Start of DATA PROVIDED
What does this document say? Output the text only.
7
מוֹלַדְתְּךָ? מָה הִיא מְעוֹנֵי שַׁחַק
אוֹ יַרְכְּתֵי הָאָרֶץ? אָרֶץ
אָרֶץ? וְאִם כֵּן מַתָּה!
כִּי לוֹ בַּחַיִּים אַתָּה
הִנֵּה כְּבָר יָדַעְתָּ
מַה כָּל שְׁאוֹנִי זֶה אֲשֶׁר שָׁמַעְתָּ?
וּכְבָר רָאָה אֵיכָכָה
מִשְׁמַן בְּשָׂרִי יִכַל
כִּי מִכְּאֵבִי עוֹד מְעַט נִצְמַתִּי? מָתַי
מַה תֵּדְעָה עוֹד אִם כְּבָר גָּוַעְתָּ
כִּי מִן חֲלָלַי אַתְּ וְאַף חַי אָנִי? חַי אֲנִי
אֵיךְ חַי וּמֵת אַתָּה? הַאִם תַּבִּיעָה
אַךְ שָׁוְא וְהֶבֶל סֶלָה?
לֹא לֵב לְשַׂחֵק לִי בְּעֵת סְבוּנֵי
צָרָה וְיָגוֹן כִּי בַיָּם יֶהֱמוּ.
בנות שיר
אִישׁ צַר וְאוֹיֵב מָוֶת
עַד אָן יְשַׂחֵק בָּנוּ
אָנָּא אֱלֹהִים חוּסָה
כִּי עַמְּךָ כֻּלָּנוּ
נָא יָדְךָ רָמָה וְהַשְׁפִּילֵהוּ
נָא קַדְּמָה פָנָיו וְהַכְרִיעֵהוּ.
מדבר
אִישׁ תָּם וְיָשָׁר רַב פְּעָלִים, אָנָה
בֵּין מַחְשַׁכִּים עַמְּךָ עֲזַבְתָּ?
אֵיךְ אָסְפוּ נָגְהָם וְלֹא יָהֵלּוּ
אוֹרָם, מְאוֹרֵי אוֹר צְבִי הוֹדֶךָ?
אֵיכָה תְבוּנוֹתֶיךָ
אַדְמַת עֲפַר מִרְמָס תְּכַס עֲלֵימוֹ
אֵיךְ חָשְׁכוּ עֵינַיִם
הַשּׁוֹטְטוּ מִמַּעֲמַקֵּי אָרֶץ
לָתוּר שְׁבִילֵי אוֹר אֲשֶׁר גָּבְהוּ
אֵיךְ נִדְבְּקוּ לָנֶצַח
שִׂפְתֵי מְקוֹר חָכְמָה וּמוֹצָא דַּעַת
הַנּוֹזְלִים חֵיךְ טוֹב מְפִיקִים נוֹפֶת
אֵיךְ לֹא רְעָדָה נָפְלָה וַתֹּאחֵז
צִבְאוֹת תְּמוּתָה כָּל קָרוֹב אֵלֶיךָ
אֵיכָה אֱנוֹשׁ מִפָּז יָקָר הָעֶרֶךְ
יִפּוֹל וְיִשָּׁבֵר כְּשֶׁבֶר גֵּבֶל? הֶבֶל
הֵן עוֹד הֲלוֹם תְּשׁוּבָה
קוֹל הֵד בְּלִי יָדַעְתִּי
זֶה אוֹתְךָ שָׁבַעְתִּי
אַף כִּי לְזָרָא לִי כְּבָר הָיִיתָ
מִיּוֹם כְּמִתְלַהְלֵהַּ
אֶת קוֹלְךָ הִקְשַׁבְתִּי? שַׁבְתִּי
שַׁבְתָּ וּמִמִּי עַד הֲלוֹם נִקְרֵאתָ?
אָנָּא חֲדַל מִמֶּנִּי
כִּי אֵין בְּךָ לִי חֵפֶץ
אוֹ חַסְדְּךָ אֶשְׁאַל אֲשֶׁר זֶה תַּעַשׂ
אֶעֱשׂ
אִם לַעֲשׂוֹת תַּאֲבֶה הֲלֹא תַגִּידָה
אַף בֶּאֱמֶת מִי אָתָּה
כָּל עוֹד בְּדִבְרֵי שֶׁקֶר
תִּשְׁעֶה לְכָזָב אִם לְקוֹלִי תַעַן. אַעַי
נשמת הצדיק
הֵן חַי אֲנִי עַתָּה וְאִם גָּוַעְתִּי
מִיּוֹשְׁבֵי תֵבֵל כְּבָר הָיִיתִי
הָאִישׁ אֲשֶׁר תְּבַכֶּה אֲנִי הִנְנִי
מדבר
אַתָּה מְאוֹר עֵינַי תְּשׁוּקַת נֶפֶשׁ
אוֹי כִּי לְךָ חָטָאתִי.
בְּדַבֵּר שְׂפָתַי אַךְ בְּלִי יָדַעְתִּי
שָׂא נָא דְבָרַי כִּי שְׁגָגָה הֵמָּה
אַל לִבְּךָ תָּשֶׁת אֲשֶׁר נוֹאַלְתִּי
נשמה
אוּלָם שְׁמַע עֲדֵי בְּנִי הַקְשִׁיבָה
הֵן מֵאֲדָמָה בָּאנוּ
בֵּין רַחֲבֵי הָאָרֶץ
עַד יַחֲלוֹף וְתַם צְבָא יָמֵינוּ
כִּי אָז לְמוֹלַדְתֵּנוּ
End of DATA PROVIDED
* [DO THIS] Return every record above exactly as it appears.

* [RESPONSE TO THE TASK]
What does this document say? Output the text only.
7
מוֹלַדְתְּךָ? מָה הִיא מְעוֹנֵי שַׁחַק
אוֹ יַרְכְּתֵי הָאָרֶץ? אָרֶץ
אָרֶץ? וְאִם כֵּן מַתָּה!
כִּי לוֹ בַּחַיִּים אַתָּה
הִנֵּה כְּבָר יָדַעְתָּ
מַה כָּל שְׁאוֹנִי זֶה אֲשֶׁר שָׁמַעְתָּ?
וּכְבָר רָאָה אֵיכָכָה
מִשְׁמַן בְּשָׂרִי יִכַל
כִּי מִכְּאֵבִי עוֹד מְעַט נִצְמַתִּי? מָתַי
מַה תֵּדְעָה עוֹד אִם כְּבָר גָּוַעְתָּ
כִּי מִן חֲלָלַי אַתְּ וְאַף חַי אָנִי? חַי אֲנִי
אֵיךְ חַי וּמֵת אַתָּה? הַאִם תַּבִּיעָה
אַךְ שָׁוְא וְהֶבֶל סֶלָה?
לֹא לֵב לְשַׂחֵק לִי בְּעֵת סְבוּנֵי
צָרָה וְיָגוֹן כִּי בַיָּם יֶהֱמוּ.
בנות שיר
אִישׁ צַר וְאוֹיֵב מָוֶת
עַד אָן יְשַׂחֵק בָּנוּ
אָנָּא אֱלֹהִים חוּסָה
כִּי עַמְּךָ כֻּלָּנוּ
נָא יָדְךָ רָמָה וְהַשְׁפִּילֵהוּ
נָא קַדְּמָה פָנָיו וְהַכְרִיעֵהוּ.
מדבר
אִישׁ תָּם וְיָשָׁר רַב פְּעָלִים, אָנָה
בֵּין מַחְשַׁכִּים עַמְּךָ עֲזַבְתָּ?
אֵיךְ אָסְפוּ נָגְהָם וְלֹא יָהֵלּוּ
אוֹרָם, מְאוֹרֵי אוֹר צְבִי הוֹדֶךָ?
אֵיכָה תְבוּנוֹתֶיךָ
אַדְמַת עֲפַר מִרְמָס תְּכַס עֲלֵימוֹ
אֵיךְ חָשְׁכוּ עֵינַיִם
הַשּׁוֹטְטוּ מִמַּעֲמַקֵּי אָרֶץ
לָתוּר שְׁבִילֵי אוֹר אֲשֶׁר גָּבְהוּ
אֵיךְ נִדְבְּקוּ לָנֶצַח
שִׂפְתֵי מְקוֹר חָכְמָה וּמוֹצָא דַּעַת
הַנּוֹזְלִים חֵיךְ טוֹב מְפִיקִים נוֹפֶת
אֵיךְ לֹא רְעָדָה נָפְלָה וַתֹּאחֵז
צִבְאוֹת תְּמוּתָה כָּל קָרוֹב אֵלֶיךָ
אֵיכָה אֱנוֹשׁ מִפָּז יָקָר הָעֶרֶךְ
יִפּוֹל וְיִשָּׁבֵר כְּשֶׁבֶר גֵּבֶל? הֶבֶל
הֵן עוֹד הֲלוֹם תְּשׁוּבָה
קוֹל הֵד בְּלִי יָדַעְתִּי
זֶה אוֹתְךָ שָׁבַעְתִּי
אַף כִּי לְזָרָא לִי כְּבָר הָיִיתָ
מִיּוֹם כְּמִתְלַהְלֵהַּ
אֶת קוֹלְךָ הִקְשַׁבְתִּי? שַׁבְתִּי
שַׁבְתָּ וּמִמִּי עַד הֲלוֹם נִקְרֵאתָ?
אָנָּא חֲדַל מִמֶּנִּי
כִּי אֵין בְּךָ לִי חֵפֶץ
אוֹ חַסְדְּךָ אֶשְׁאַל אֲשֶׁר זֶה תַּעַשׂ
אֶעֱשׂ
אִם לַעֲשׂוֹת תַּאֲבֶה הֲלֹא תַגִּידָה
אַף בֶּאֱמֶת מִי אָתָּה
כָּל עוֹד בְּדִבְרֵי שֶׁקֶר
תִּשְׁעֶה לְכָזָב אִם לְקוֹלִי תַעַן. אַעַי
נשמת הצדיק
הֵן חַי אֲנִי עַתָּה וְאִם גָּוַעְתִּי
מִיּוֹשְׁבֵי תֵבֵל כְּבָר הָיִיתִי
הָאִישׁ אֲשֶׁר תְּבַכֶּה אֲנִי הִנְנִי
מדבר
אַתָּה מְאוֹר עֵינַי תְּשׁוּקַת נֶפֶשׁ
אוֹי כִּי לְךָ חָטָאתִי.
בְּדַבֵּר שְׂפָתַי אַךְ בְּלִי יָדַעְתִּי
שָׂא נָא דְבָרַי כִּי שְׁגָגָה הֵמָּה
אַל לִבְּךָ תָּשֶׁת אֲשֶׁר נוֹאַלְתִּי
נשמה
אוּלָם שְׁמַע עֲדֵי בְּנִי הַקְשִׁיבָה
הֵן מֵאֲדָמָה בָּאנוּ
בֵּין רַחֲבֵי הָאָרֶץ
עַד יַחֲלוֹף וְתַם צְבָא יָמֵינוּ
כִּי אָז לְמוֹלַדְתֵּנוּ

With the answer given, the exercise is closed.